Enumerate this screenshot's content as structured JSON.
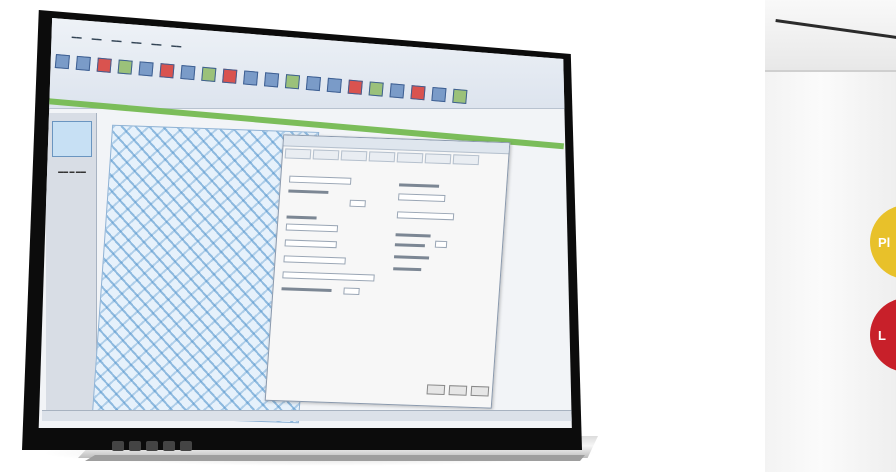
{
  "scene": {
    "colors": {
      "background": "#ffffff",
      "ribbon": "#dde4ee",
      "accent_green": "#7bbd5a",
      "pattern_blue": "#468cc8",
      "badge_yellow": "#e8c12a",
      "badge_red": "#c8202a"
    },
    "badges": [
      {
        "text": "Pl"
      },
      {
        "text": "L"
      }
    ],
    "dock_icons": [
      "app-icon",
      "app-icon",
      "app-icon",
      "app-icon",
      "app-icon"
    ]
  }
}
•••
- The problem -
Restate each entry word for word, please, but drop any images it holds.

- Exercise answer -
Enumerate this screenshot's content as structured JSON.
{
  "scene": {
    "colors": {
      "background": "#ffffff",
      "ribbon": "#dde4ee",
      "accent_green": "#7bbd5a",
      "pattern_blue": "#468cc8",
      "badge_yellow": "#e8c12a",
      "badge_red": "#c8202a"
    },
    "badges": [
      {
        "text": "Pl"
      },
      {
        "text": "L"
      }
    ],
    "dock_icons": [
      "app-icon",
      "app-icon",
      "app-icon",
      "app-icon",
      "app-icon"
    ]
  }
}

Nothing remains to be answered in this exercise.